Directions => Go through the data below. List every line that holds the word "Графики".

Task input =>
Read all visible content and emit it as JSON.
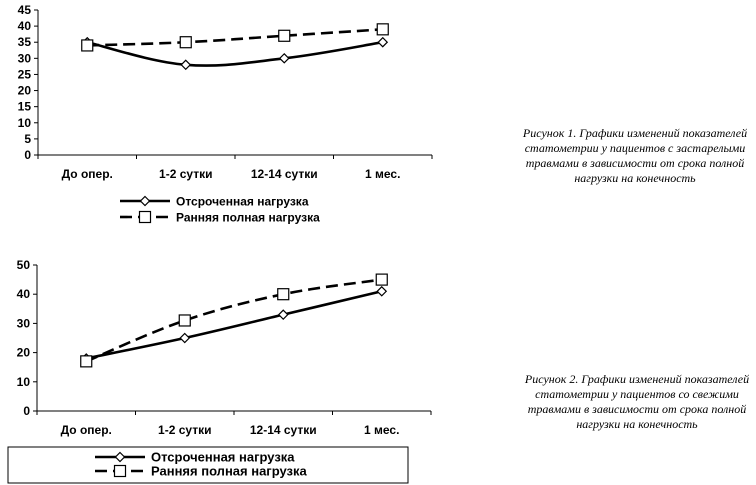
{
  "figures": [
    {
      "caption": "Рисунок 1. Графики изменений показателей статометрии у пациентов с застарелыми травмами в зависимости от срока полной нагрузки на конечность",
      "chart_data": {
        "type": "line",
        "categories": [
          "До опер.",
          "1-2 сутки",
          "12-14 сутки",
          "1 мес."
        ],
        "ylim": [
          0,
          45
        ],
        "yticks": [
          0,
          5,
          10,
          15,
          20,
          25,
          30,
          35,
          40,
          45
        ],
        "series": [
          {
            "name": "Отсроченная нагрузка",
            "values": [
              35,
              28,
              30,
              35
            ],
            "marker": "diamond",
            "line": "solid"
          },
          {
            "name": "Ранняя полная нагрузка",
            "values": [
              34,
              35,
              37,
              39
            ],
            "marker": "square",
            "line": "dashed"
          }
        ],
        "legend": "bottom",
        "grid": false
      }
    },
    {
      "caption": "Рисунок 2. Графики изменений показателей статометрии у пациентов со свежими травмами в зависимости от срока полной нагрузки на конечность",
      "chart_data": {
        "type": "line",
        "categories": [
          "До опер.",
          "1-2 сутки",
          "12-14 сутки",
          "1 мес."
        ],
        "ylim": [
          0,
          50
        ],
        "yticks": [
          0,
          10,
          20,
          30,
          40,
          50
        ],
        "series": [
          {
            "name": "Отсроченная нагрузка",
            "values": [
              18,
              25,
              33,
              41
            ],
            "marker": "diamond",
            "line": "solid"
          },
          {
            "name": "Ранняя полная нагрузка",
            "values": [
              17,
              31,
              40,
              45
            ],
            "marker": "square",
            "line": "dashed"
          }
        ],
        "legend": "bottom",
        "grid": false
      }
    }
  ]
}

---

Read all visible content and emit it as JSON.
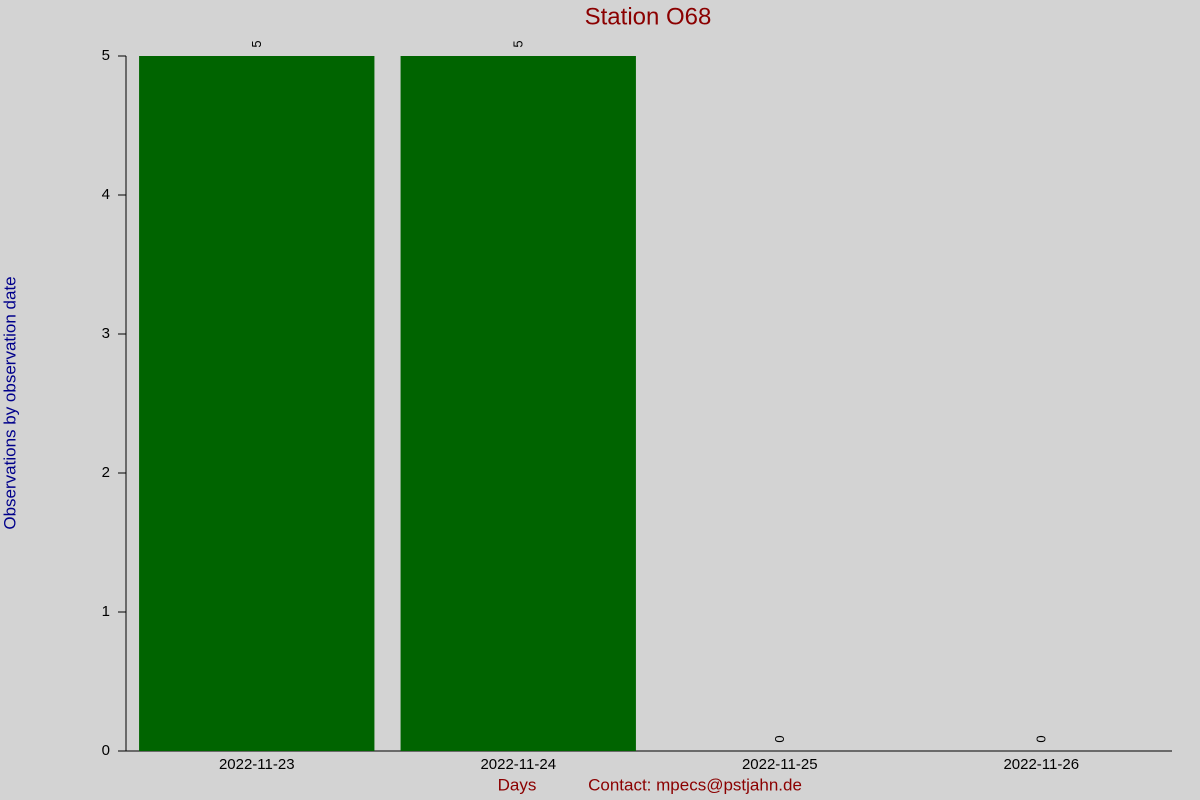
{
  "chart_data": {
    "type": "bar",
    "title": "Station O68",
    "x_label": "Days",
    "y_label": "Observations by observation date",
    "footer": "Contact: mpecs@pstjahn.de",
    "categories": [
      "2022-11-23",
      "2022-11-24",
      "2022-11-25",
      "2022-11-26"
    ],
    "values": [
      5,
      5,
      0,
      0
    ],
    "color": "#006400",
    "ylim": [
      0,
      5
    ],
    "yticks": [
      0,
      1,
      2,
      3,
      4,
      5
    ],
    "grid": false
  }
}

--

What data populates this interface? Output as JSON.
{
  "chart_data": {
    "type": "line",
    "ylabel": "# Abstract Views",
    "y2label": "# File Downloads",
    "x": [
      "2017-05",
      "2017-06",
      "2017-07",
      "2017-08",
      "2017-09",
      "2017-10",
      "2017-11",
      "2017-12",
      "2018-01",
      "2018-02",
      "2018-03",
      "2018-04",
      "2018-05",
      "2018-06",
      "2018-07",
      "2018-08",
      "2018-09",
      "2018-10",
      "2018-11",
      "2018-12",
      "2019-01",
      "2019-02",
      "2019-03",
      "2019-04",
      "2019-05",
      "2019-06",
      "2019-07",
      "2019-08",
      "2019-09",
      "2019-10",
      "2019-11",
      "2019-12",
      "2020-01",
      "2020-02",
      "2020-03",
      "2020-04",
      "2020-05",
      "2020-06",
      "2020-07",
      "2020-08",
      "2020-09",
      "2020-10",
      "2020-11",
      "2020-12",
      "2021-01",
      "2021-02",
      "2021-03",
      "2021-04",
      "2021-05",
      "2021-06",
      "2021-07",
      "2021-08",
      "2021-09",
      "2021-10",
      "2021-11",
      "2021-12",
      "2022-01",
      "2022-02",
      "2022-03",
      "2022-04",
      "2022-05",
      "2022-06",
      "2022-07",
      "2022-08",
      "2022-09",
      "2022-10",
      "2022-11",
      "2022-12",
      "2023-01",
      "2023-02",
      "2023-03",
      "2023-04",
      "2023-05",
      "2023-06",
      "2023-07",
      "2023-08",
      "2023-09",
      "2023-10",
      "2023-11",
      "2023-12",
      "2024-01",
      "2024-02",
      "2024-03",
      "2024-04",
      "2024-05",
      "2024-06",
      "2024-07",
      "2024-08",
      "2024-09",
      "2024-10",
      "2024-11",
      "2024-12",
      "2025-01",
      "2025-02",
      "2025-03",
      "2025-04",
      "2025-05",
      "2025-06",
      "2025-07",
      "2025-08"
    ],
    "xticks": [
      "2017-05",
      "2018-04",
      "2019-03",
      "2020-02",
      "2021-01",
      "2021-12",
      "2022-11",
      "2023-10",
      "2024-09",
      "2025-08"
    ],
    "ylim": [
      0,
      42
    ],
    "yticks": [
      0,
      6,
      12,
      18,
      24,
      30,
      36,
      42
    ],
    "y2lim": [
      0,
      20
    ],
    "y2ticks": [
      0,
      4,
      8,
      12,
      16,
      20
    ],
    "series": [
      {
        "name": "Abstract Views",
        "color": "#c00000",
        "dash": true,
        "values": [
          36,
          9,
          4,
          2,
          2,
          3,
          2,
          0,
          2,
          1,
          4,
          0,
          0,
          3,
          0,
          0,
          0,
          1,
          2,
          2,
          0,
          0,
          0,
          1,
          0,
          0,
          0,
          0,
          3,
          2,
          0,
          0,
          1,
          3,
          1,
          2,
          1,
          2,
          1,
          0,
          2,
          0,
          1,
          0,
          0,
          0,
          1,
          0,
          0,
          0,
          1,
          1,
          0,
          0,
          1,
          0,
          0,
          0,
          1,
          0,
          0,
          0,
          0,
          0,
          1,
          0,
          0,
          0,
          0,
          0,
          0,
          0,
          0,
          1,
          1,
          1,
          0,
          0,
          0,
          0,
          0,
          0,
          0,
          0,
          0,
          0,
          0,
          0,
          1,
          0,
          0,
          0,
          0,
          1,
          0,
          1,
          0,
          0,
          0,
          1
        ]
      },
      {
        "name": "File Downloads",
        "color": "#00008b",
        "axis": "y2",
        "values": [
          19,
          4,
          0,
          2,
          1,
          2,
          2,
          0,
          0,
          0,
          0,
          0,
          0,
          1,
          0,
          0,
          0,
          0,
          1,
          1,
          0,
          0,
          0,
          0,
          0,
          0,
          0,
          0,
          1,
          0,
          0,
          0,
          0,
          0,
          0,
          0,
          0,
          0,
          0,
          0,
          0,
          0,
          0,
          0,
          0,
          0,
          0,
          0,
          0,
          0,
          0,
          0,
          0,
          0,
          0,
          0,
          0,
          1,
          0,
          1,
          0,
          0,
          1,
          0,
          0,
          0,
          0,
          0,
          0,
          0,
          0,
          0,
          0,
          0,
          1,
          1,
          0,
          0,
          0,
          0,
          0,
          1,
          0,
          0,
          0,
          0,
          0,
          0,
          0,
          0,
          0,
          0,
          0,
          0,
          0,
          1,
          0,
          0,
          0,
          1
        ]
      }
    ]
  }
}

Answer below =>
      "caption": "Рисунок 1. Графики изменений показателей статометрии у пациентов с застарелыми травмами в зависимости от срока полной нагрузки на конечность",
      "caption": "Рисунок 2. Графики изменений показателей статометрии у пациентов со свежими травмами в зависимости от срока полной нагрузки на конечность",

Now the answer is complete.